## TASK DATA

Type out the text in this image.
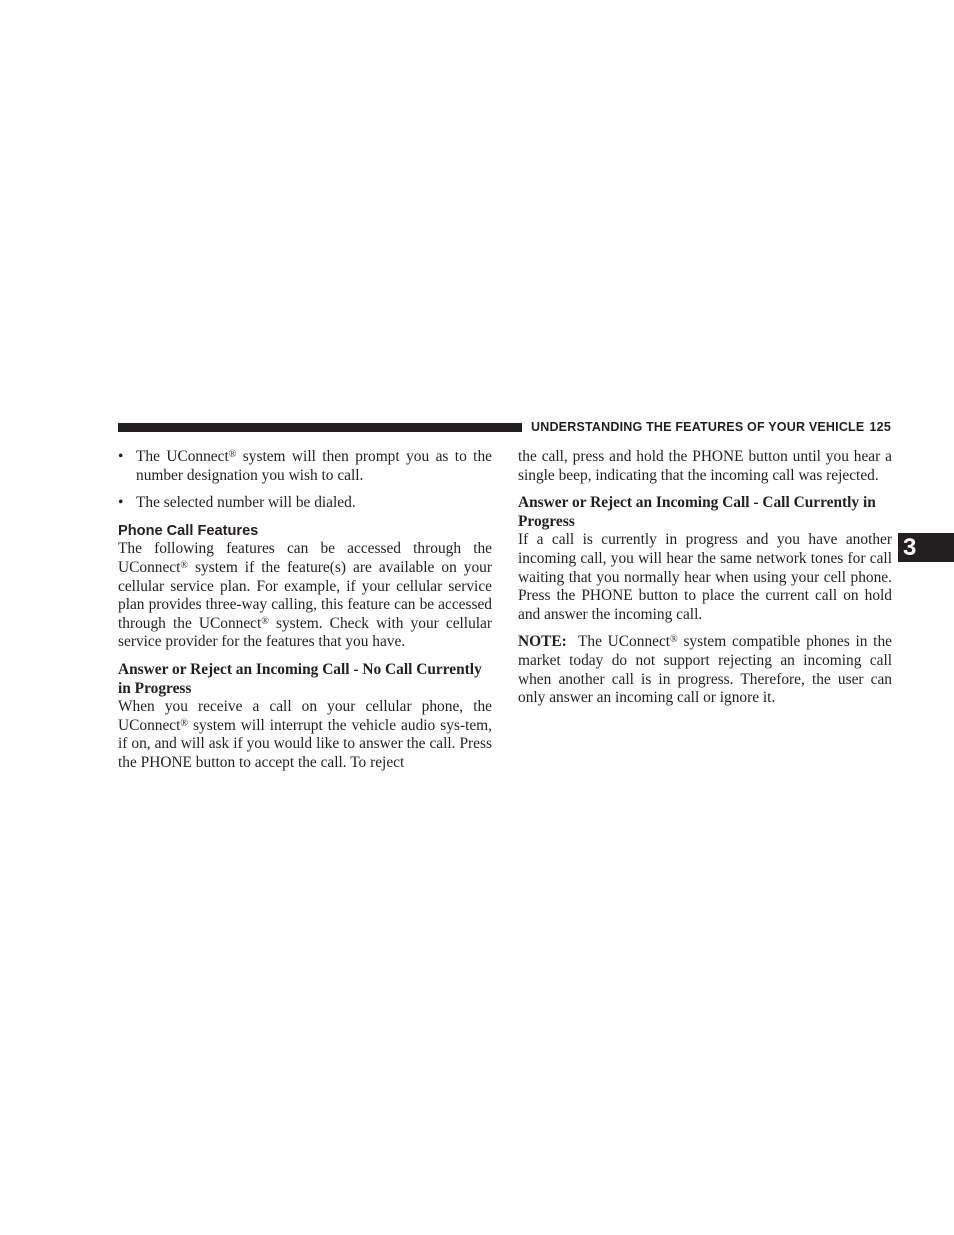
UNDERSTANDING THE FEATURES OF YOUR VEHICLE 125
3

• The UConnect® system will then prompt you as to the number designation you wish to call.

• The selected number will be dialed.

Phone Call Features

The following features can be accessed through the UConnect® system if the feature(s) are available on your cellular service plan. For example, if your cellular service plan provides three-way calling, this feature can be accessed through the UConnect® system. Check with your cellular service provider for the features that you have.

Answer or Reject an Incoming Call - No Call Currently in Progress

When you receive a call on your cellular phone, the UConnect® system will interrupt the vehicle audio sys-tem, if on, and will ask if you would like to answer the call. Press the PHONE button to accept the call. To reject

the call, press and hold the PHONE button until you hear a single beep, indicating that the incoming call was rejected.

Answer or Reject an Incoming Call - Call Currently in Progress

If a call is currently in progress and you have another incoming call, you will hear the same network tones for call waiting that you normally hear when using your cell phone. Press the PHONE button to place the current call on hold and answer the incoming call.

NOTE:  The UConnect® system compatible phones in the market today do not support rejecting an incoming call when another call is in progress. Therefore, the user can only answer an incoming call or ignore it.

## AIM
Exclude the images and reproduce the remaining data exactly.

## THE OUTPUT
Type out the text in this image.
UNDERSTANDING THE FEATURES OF YOUR VEHICLE 125
3

• The UConnect® system will then prompt you as to the number designation you wish to call.

• The selected number will be dialed.

Phone Call Features

The following features can be accessed through the UConnect® system if the feature(s) are available on your cellular service plan. For example, if your cellular service plan provides three-way calling, this feature can be accessed through the UConnect® system. Check with your cellular service provider for the features that you have.

Answer or Reject an Incoming Call - No Call Currently in Progress

When you receive a call on your cellular phone, the UConnect® system will interrupt the vehicle audio sys-tem, if on, and will ask if you would like to answer the call. Press the PHONE button to accept the call. To reject

the call, press and hold the PHONE button until you hear a single beep, indicating that the incoming call was rejected.

Answer or Reject an Incoming Call - Call Currently in Progress

If a call is currently in progress and you have another incoming call, you will hear the same network tones for call waiting that you normally hear when using your cell phone. Press the PHONE button to place the current call on hold and answer the incoming call.

NOTE:  The UConnect® system compatible phones in the market today do not support rejecting an incoming call when another call is in progress. Therefore, the user can only answer an incoming call or ignore it.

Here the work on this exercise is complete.